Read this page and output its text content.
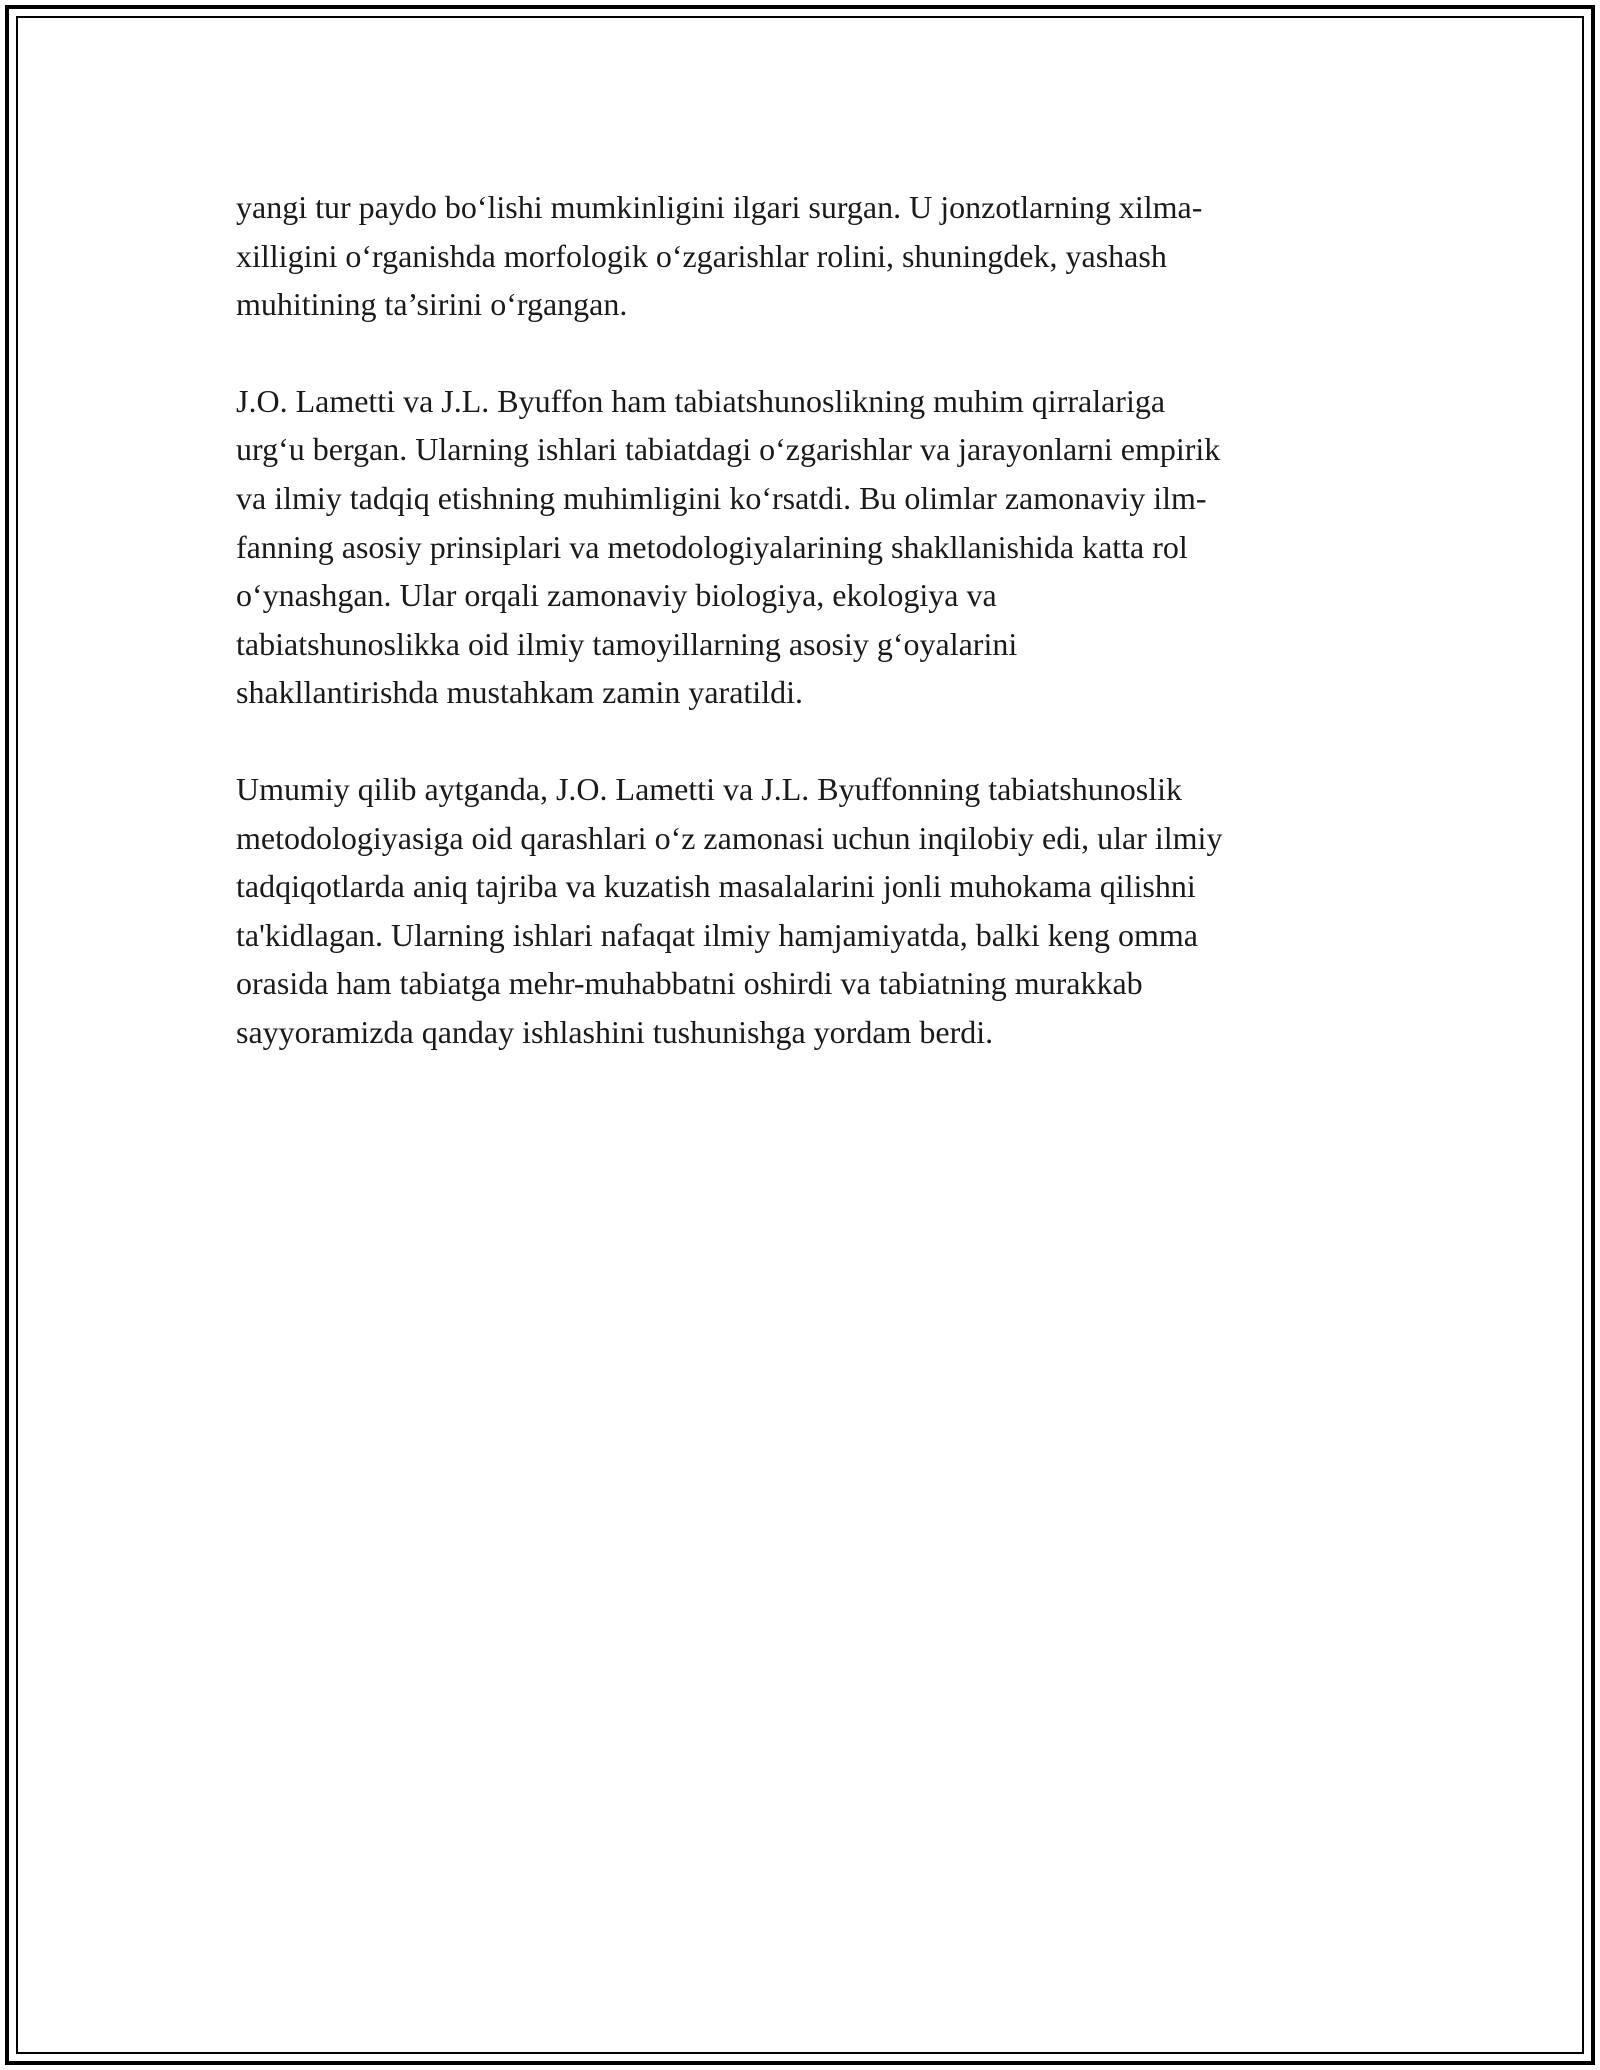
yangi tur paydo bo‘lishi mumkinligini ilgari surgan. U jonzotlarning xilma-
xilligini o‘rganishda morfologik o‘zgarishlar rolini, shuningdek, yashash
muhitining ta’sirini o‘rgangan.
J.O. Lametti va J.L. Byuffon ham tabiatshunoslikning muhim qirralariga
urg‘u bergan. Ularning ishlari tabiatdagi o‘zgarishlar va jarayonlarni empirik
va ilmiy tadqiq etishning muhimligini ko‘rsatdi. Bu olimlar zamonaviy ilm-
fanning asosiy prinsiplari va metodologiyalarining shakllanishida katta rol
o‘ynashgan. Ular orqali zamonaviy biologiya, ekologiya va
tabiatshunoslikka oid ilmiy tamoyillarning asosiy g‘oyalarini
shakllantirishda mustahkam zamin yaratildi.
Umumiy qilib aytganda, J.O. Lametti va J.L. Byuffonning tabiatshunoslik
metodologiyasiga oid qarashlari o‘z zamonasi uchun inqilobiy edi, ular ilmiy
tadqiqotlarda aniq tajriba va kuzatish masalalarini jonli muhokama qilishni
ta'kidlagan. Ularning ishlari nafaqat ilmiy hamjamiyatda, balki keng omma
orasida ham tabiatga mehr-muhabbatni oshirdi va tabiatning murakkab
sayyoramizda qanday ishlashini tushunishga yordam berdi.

| REQUIRED TASK |
Without including the pictures, reproduce all entries exactly.

| FINISHED TASK |
Read this page and output its text content.
yangi tur paydo bo‘lishi mumkinligini ilgari surgan. U jonzotlarning xilma-
xilligini o‘rganishda morfologik o‘zgarishlar rolini, shuningdek, yashash
muhitining ta’sirini o‘rgangan.
J.O. Lametti va J.L. Byuffon ham tabiatshunoslikning muhim qirralariga
urg‘u bergan. Ularning ishlari tabiatdagi o‘zgarishlar va jarayonlarni empirik
va ilmiy tadqiq etishning muhimligini ko‘rsatdi. Bu olimlar zamonaviy ilm-
fanning asosiy prinsiplari va metodologiyalarining shakllanishida katta rol
o‘ynashgan. Ular orqali zamonaviy biologiya, ekologiya va
tabiatshunoslikka oid ilmiy tamoyillarning asosiy g‘oyalarini
shakllantirishda mustahkam zamin yaratildi.
Umumiy qilib aytganda, J.O. Lametti va J.L. Byuffonning tabiatshunoslik
metodologiyasiga oid qarashlari o‘z zamonasi uchun inqilobiy edi, ular ilmiy
tadqiqotlarda aniq tajriba va kuzatish masalalarini jonli muhokama qilishni
ta'kidlagan. Ularning ishlari nafaqat ilmiy hamjamiyatda, balki keng omma
orasida ham tabiatga mehr-muhabbatni oshirdi va tabiatning murakkab
sayyoramizda qanday ishlashini tushunishga yordam berdi.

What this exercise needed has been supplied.